--- JOB ---
Take from the listing each line that has the string "seen".

[Saved data entries]

+ + + + + + +

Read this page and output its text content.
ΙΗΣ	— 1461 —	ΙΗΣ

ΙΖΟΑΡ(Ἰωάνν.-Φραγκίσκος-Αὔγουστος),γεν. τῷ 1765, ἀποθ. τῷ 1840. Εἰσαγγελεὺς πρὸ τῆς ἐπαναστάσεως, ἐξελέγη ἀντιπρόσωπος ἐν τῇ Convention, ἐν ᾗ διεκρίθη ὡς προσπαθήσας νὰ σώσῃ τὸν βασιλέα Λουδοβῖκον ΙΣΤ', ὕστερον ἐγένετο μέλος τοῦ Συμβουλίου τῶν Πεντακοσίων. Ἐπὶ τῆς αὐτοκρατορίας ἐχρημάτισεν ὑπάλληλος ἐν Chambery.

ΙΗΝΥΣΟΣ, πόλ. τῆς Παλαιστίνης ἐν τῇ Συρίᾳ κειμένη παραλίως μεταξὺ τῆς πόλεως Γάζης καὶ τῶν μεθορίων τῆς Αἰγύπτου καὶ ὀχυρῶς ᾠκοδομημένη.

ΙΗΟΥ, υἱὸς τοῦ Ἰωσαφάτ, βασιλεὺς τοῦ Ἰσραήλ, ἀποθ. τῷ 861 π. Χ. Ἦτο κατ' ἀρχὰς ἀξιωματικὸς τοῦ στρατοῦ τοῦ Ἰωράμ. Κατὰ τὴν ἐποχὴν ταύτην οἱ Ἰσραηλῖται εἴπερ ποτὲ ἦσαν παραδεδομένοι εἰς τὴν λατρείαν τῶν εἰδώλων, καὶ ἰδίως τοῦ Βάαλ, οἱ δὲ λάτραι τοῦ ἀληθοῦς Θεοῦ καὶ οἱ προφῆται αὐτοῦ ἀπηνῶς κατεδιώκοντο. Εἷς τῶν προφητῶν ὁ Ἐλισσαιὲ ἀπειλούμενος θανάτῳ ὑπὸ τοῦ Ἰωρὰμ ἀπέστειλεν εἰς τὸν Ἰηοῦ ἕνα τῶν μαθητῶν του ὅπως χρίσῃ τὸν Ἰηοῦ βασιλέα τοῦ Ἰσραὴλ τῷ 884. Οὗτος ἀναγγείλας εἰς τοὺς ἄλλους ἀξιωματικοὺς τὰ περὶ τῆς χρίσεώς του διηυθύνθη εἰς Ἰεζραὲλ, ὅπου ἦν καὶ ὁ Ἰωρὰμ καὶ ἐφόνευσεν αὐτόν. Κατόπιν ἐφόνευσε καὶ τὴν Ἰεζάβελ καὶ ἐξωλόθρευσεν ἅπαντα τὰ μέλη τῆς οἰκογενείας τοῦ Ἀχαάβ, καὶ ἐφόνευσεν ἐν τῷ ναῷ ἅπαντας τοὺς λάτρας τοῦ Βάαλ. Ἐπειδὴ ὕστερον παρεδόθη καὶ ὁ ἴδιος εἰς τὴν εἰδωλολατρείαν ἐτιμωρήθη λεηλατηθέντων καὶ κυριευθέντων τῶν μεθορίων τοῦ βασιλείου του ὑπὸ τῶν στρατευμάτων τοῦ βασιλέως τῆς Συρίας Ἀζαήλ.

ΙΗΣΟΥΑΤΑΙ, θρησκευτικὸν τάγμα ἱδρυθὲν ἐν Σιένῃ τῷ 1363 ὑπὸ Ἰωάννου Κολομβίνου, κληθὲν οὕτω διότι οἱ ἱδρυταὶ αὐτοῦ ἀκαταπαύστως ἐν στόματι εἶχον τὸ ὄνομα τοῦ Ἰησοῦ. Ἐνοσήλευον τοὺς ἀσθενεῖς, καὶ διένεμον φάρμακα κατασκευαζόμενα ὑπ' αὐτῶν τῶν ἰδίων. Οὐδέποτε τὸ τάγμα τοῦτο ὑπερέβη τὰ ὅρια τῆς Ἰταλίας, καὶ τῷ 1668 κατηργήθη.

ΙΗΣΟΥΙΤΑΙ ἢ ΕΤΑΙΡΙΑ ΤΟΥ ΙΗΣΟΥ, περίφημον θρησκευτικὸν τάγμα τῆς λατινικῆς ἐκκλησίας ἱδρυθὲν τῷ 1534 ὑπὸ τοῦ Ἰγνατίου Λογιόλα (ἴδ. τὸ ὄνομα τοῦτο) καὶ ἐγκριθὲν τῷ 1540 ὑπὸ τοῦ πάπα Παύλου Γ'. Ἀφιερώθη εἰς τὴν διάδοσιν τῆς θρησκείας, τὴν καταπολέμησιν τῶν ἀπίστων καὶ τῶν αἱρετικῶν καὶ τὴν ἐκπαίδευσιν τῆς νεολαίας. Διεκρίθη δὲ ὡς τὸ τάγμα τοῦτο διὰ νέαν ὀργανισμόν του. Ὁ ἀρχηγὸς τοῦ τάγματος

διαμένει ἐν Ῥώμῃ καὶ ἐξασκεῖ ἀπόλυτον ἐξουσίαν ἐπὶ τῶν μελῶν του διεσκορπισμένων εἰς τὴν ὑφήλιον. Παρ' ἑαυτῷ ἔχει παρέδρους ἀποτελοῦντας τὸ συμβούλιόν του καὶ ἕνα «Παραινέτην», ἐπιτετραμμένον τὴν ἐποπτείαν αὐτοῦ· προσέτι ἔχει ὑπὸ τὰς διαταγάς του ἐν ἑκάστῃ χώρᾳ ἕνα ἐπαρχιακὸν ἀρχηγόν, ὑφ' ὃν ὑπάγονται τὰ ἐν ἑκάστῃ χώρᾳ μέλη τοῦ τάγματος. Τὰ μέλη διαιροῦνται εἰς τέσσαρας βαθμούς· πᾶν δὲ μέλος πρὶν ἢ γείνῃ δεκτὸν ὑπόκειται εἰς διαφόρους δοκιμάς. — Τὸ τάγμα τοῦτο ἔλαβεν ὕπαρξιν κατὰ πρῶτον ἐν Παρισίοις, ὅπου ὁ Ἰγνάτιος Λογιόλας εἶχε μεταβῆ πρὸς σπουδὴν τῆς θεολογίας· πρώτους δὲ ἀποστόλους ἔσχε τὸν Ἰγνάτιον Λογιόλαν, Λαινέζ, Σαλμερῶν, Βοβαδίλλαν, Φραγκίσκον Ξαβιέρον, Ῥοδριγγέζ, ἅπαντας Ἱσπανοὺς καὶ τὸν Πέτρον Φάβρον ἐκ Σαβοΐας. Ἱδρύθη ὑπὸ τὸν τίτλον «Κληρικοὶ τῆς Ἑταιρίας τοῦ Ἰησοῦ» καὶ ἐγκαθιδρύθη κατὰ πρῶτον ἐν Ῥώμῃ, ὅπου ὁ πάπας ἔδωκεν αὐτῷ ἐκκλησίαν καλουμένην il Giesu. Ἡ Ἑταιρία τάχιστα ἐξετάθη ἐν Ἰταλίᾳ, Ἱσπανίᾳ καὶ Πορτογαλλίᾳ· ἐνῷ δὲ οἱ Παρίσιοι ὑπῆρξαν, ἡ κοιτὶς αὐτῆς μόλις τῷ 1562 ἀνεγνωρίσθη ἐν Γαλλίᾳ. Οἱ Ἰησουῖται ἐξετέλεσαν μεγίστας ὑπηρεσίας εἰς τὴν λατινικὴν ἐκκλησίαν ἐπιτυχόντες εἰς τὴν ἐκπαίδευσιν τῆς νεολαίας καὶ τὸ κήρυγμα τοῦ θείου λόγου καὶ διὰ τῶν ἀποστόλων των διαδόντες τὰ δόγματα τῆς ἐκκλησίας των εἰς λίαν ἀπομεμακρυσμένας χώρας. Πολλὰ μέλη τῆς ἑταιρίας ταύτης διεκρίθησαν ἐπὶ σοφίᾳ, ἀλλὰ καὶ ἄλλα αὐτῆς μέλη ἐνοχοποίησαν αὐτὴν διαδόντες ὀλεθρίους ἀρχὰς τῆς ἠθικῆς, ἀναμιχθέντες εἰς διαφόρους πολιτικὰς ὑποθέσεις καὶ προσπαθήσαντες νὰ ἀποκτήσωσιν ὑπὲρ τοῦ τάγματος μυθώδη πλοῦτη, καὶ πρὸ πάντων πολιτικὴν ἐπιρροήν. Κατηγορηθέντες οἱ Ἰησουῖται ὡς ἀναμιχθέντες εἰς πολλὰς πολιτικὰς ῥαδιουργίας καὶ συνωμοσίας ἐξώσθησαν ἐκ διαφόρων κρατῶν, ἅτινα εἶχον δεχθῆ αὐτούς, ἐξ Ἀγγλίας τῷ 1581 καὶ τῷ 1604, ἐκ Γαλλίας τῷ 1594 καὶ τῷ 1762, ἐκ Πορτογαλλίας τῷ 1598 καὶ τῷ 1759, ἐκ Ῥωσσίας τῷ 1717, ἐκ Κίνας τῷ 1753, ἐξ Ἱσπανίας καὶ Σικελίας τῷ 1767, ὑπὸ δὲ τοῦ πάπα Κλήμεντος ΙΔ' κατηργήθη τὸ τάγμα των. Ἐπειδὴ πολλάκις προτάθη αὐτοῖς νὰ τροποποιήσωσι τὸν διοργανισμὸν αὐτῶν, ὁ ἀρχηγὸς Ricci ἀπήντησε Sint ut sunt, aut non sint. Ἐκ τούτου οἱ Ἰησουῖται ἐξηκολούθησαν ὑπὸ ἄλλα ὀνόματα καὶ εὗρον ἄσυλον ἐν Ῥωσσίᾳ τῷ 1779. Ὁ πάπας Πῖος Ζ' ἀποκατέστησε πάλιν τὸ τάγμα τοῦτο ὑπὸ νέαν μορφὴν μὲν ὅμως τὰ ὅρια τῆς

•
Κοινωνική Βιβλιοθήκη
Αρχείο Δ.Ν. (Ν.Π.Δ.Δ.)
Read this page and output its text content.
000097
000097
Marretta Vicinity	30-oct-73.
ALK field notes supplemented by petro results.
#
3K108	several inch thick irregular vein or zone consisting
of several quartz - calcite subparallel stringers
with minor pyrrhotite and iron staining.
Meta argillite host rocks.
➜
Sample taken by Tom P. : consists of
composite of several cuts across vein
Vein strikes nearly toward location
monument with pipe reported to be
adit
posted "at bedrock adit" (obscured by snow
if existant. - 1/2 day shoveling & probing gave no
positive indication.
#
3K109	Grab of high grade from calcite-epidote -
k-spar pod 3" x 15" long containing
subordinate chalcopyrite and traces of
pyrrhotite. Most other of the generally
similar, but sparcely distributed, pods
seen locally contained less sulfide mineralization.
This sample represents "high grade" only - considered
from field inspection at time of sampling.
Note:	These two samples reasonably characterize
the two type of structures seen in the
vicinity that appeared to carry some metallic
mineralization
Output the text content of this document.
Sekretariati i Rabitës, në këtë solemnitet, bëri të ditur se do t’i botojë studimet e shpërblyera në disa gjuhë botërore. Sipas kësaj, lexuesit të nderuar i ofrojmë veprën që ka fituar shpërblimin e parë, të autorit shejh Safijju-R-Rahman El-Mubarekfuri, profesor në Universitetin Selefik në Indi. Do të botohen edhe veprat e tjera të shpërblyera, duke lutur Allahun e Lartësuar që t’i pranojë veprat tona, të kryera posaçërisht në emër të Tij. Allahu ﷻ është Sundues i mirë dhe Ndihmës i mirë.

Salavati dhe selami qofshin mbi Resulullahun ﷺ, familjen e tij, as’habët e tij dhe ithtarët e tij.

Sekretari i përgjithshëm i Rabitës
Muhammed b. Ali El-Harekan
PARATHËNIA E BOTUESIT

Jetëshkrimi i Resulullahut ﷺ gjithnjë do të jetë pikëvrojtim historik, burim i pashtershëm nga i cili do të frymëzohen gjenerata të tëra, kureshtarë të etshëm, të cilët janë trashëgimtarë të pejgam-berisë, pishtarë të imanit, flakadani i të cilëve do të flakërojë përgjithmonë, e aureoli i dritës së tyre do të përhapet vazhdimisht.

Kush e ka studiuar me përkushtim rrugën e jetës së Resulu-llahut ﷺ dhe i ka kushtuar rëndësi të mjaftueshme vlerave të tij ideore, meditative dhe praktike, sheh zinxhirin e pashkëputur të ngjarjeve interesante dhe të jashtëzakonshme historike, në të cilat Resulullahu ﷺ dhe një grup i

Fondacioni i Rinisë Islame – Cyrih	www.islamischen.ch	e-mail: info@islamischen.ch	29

+ + + + + + +

--- SOLUTION ---
seen locally contained less sulfide mineralization.
the two type of structures seen in the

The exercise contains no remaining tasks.